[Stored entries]
--- start ---
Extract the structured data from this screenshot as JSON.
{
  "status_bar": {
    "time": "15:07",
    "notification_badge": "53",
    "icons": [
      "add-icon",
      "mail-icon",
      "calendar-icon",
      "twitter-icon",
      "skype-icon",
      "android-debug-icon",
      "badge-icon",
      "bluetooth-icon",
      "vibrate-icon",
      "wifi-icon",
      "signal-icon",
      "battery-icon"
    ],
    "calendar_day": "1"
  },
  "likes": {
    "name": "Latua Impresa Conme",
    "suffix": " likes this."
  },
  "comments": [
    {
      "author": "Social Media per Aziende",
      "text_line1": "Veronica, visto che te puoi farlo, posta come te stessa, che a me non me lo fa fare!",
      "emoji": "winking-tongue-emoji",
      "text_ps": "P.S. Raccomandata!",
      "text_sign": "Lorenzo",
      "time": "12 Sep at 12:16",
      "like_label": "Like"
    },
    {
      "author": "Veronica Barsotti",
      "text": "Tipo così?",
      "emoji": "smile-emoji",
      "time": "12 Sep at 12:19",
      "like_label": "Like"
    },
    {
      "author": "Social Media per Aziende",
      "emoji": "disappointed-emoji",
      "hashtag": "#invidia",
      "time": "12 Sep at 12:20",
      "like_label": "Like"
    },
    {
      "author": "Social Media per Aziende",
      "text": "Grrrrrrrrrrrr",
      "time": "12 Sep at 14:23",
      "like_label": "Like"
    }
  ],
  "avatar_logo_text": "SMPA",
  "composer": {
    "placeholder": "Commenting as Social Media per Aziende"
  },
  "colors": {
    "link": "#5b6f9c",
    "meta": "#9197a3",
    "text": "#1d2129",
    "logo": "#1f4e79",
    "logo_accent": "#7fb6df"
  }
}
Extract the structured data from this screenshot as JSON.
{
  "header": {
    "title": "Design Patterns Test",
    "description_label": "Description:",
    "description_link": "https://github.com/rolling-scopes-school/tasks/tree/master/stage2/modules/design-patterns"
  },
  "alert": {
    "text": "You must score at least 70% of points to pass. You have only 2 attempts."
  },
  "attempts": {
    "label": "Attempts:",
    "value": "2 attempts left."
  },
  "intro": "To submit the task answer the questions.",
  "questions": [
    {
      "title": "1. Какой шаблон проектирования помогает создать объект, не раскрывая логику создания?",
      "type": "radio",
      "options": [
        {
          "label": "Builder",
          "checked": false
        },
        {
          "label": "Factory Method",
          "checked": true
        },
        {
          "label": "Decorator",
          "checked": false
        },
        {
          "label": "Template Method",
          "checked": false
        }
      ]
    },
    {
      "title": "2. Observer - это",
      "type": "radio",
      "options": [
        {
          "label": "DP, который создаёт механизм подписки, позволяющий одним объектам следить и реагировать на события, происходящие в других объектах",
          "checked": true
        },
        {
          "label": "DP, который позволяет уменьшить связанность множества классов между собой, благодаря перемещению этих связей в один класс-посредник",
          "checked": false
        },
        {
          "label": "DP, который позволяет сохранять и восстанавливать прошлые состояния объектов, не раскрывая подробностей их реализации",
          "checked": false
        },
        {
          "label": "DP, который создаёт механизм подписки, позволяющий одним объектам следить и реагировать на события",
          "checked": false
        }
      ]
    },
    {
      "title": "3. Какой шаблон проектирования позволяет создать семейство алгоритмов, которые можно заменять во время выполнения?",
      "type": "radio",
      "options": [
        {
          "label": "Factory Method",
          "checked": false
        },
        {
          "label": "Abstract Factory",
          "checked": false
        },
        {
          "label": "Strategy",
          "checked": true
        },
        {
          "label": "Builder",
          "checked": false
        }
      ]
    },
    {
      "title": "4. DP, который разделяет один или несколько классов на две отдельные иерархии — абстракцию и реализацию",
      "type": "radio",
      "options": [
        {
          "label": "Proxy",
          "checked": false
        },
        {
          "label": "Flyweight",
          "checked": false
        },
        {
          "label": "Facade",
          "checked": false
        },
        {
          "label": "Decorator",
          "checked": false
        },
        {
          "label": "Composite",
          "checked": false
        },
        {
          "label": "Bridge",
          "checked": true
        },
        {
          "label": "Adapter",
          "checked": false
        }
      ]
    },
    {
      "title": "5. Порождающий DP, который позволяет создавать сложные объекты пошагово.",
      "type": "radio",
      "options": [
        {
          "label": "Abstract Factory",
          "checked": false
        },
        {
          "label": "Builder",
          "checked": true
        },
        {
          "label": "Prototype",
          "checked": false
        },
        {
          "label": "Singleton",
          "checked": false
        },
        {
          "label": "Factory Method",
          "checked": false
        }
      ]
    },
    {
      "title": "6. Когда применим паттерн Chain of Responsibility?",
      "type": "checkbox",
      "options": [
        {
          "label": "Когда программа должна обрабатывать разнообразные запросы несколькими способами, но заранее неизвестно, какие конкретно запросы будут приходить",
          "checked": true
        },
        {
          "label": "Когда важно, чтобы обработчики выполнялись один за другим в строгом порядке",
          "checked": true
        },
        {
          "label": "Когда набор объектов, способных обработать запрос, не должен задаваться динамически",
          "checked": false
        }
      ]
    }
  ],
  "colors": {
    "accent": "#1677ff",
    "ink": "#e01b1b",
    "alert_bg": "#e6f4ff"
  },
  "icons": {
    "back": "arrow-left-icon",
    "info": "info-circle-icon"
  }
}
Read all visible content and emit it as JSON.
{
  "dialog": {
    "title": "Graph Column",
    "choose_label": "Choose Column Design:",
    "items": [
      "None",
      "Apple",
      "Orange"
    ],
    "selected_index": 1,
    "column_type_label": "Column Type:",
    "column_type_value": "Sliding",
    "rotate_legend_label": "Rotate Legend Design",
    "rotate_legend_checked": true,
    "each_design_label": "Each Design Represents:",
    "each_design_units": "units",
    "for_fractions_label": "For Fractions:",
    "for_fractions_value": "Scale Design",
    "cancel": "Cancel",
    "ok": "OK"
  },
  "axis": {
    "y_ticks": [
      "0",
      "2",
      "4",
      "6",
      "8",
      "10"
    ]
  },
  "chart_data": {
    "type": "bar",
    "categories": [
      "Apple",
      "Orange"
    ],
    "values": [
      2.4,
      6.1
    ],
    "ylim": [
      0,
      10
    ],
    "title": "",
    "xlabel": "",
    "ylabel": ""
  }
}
--- end ---
● **The request**
Print out all the entries precisely as written.

● **Answer to the problem**
Extract the structured data from this screenshot as JSON.
{
  "status_bar": {
    "time": "15:07",
    "notification_badge": "53",
    "icons": [
      "add-icon",
      "mail-icon",
      "calendar-icon",
      "twitter-icon",
      "skype-icon",
      "android-debug-icon",
      "badge-icon",
      "bluetooth-icon",
      "vibrate-icon",
      "wifi-icon",
      "signal-icon",
      "battery-icon"
    ],
    "calendar_day": "1"
  },
  "likes": {
    "name": "Latua Impresa Conme",
    "suffix": " likes this."
  },
  "comments": [
    {
      "author": "Social Media per Aziende",
      "text_line1": "Veronica, visto che te puoi farlo, posta come te stessa, che a me non me lo fa fare!",
      "emoji": "winking-tongue-emoji",
      "text_ps": "P.S. Raccomandata!",
      "text_sign": "Lorenzo",
      "time": "12 Sep at 12:16",
      "like_label": "Like"
    },
    {
      "author": "Veronica Barsotti",
      "text": "Tipo così?",
      "emoji": "smile-emoji",
      "time": "12 Sep at 12:19",
      "like_label": "Like"
    },
    {
      "author": "Social Media per Aziende",
      "emoji": "disappointed-emoji",
      "hashtag": "#invidia",
      "time": "12 Sep at 12:20",
      "like_label": "Like"
    },
    {
      "author": "Social Media per Aziende",
      "text": "Grrrrrrrrrrrr",
      "time": "12 Sep at 14:23",
      "like_label": "Like"
    }
  ],
  "avatar_logo_text": "SMPA",
  "composer": {
    "placeholder": "Commenting as Social Media per Aziende"
  },
  "colors": {
    "link": "#5b6f9c",
    "meta": "#9197a3",
    "text": "#1d2129",
    "logo": "#1f4e79",
    "logo_accent": "#7fb6df"
  }
}
Extract the structured data from this screenshot as JSON.
{
  "header": {
    "title": "Design Patterns Test",
    "description_label": "Description:",
    "description_link": "https://github.com/rolling-scopes-school/tasks/tree/master/stage2/modules/design-patterns"
  },
  "alert": {
    "text": "You must score at least 70% of points to pass. You have only 2 attempts."
  },
  "attempts": {
    "label": "Attempts:",
    "value": "2 attempts left."
  },
  "intro": "To submit the task answer the questions.",
  "questions": [
    {
      "title": "1. Какой шаблон проектирования помогает создать объект, не раскрывая логику создания?",
      "type": "radio",
      "options": [
        {
          "label": "Builder",
          "checked": false
        },
        {
          "label": "Factory Method",
          "checked": true
        },
        {
          "label": "Decorator",
          "checked": false
        },
        {
          "label": "Template Method",
          "checked": false
        }
      ]
    },
    {
      "title": "2. Observer - это",
      "type": "radio",
      "options": [
        {
          "label": "DP, который создаёт механизм подписки, позволяющий одним объектам следить и реагировать на события, происходящие в других объектах",
          "checked": true
        },
        {
          "label": "DP, который позволяет уменьшить связанность множества классов между собой, благодаря перемещению этих связей в один класс-посредник",
          "checked": false
        },
        {
          "label": "DP, который позволяет сохранять и восстанавливать прошлые состояния объектов, не раскрывая подробностей их реализации",
          "checked": false
        },
        {
          "label": "DP, который создаёт механизм подписки, позволяющий одним объектам следить и реагировать на события",
          "checked": false
        }
      ]
    },
    {
      "title": "3. Какой шаблон проектирования позволяет создать семейство алгоритмов, которые можно заменять во время выполнения?",
      "type": "radio",
      "options": [
        {
          "label": "Factory Method",
          "checked": false
        },
        {
          "label": "Abstract Factory",
          "checked": false
        },
        {
          "label": "Strategy",
          "checked": true
        },
        {
          "label": "Builder",
          "checked": false
        }
      ]
    },
    {
      "title": "4. DP, который разделяет один или несколько классов на две отдельные иерархии — абстракцию и реализацию",
      "type": "radio",
      "options": [
        {
          "label": "Proxy",
          "checked": false
        },
        {
          "label": "Flyweight",
          "checked": false
        },
        {
          "label": "Facade",
          "checked": false
        },
        {
          "label": "Decorator",
          "checked": false
        },
        {
          "label": "Composite",
          "checked": false
        },
        {
          "label": "Bridge",
          "checked": true
        },
        {
          "label": "Adapter",
          "checked": false
        }
      ]
    },
    {
      "title": "5. Порождающий DP, который позволяет создавать сложные объекты пошагово.",
      "type": "radio",
      "options": [
        {
          "label": "Abstract Factory",
          "checked": false
        },
        {
          "label": "Builder",
          "checked": true
        },
        {
          "label": "Prototype",
          "checked": false
        },
        {
          "label": "Singleton",
          "checked": false
        },
        {
          "label": "Factory Method",
          "checked": false
        }
      ]
    },
    {
      "title": "6. Когда применим паттерн Chain of Responsibility?",
      "type": "checkbox",
      "options": [
        {
          "label": "Когда программа должна обрабатывать разнообразные запросы несколькими способами, но заранее неизвестно, какие конкретно запросы будут приходить",
          "checked": true
        },
        {
          "label": "Когда важно, чтобы обработчики выполнялись один за другим в строгом порядке",
          "checked": true
        },
        {
          "label": "Когда набор объектов, способных обработать запрос, не должен задаваться динамически",
          "checked": false
        }
      ]
    }
  ],
  "colors": {
    "accent": "#1677ff",
    "ink": "#e01b1b",
    "alert_bg": "#e6f4ff"
  },
  "icons": {
    "back": "arrow-left-icon",
    "info": "info-circle-icon"
  }
}
Read all visible content and emit it as JSON.
{
  "dialog": {
    "title": "Graph Column",
    "choose_label": "Choose Column Design:",
    "items": [
      "None",
      "Apple",
      "Orange"
    ],
    "selected_index": 1,
    "column_type_label": "Column Type:",
    "column_type_value": "Sliding",
    "rotate_legend_label": "Rotate Legend Design",
    "rotate_legend_checked": true,
    "each_design_label": "Each Design Represents:",
    "each_design_units": "units",
    "for_fractions_label": "For Fractions:",
    "for_fractions_value": "Scale Design",
    "cancel": "Cancel",
    "ok": "OK"
  },
  "axis": {
    "y_ticks": [
      "0",
      "2",
      "4",
      "6",
      "8",
      "10"
    ]
  },
  "chart_data": {
    "type": "bar",
    "categories": [
      "Apple",
      "Orange"
    ],
    "values": [
      2.4,
      6.1
    ],
    "ylim": [
      0,
      10
    ],
    "title": "",
    "xlabel": "",
    "ylabel": ""
  }
}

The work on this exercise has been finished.